Supplied material:
——————

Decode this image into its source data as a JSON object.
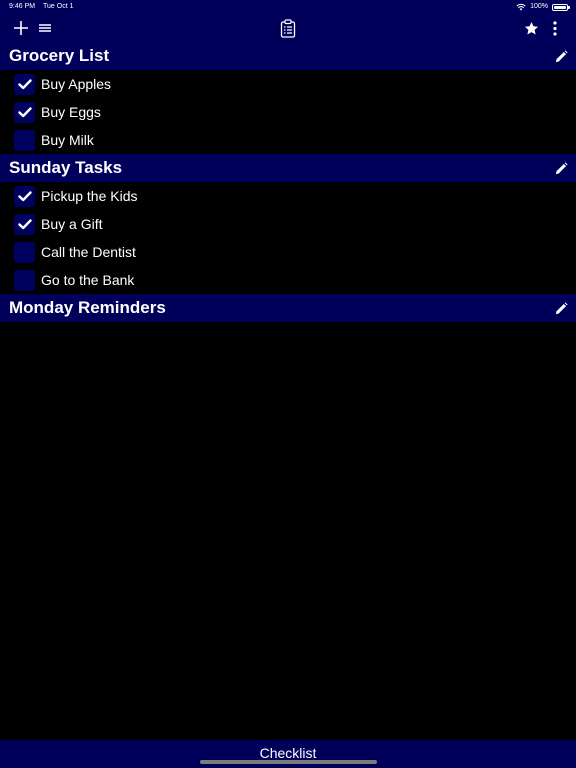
{
  "status_bar": {
    "time": "9:46 PM",
    "date": "Tue Oct 1",
    "battery": "100%"
  },
  "toolbar": {
    "add_icon": "plus-icon",
    "menu_icon": "hamburger-icon",
    "center_icon": "clipboard-list-icon",
    "favorite_icon": "star-icon",
    "more_icon": "more-vertical-icon"
  },
  "lists": [
    {
      "title": "Grocery List",
      "items": [
        {
          "label": "Buy Apples",
          "checked": true
        },
        {
          "label": "Buy Eggs",
          "checked": true
        },
        {
          "label": "Buy Milk",
          "checked": false
        }
      ]
    },
    {
      "title": "Sunday Tasks",
      "items": [
        {
          "label": "Pickup the Kids",
          "checked": true
        },
        {
          "label": "Buy a Gift",
          "checked": true
        },
        {
          "label": "Call the Dentist",
          "checked": false
        },
        {
          "label": "Go to the Bank",
          "checked": false
        }
      ]
    },
    {
      "title": "Monday Reminders",
      "items": []
    }
  ],
  "bottom_bar": {
    "label": "Checklist"
  },
  "colors": {
    "header_bg": "#00005a",
    "checkbox_bg": "#000060",
    "background": "#000000",
    "text": "#ffffff"
  }
}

——————

What you are asked to do: From the data above, pick out each line containing "title" and copy it.

Written response:
      "title": "Grocery List",
      "title": "Sunday Tasks",
      "title": "Monday Reminders",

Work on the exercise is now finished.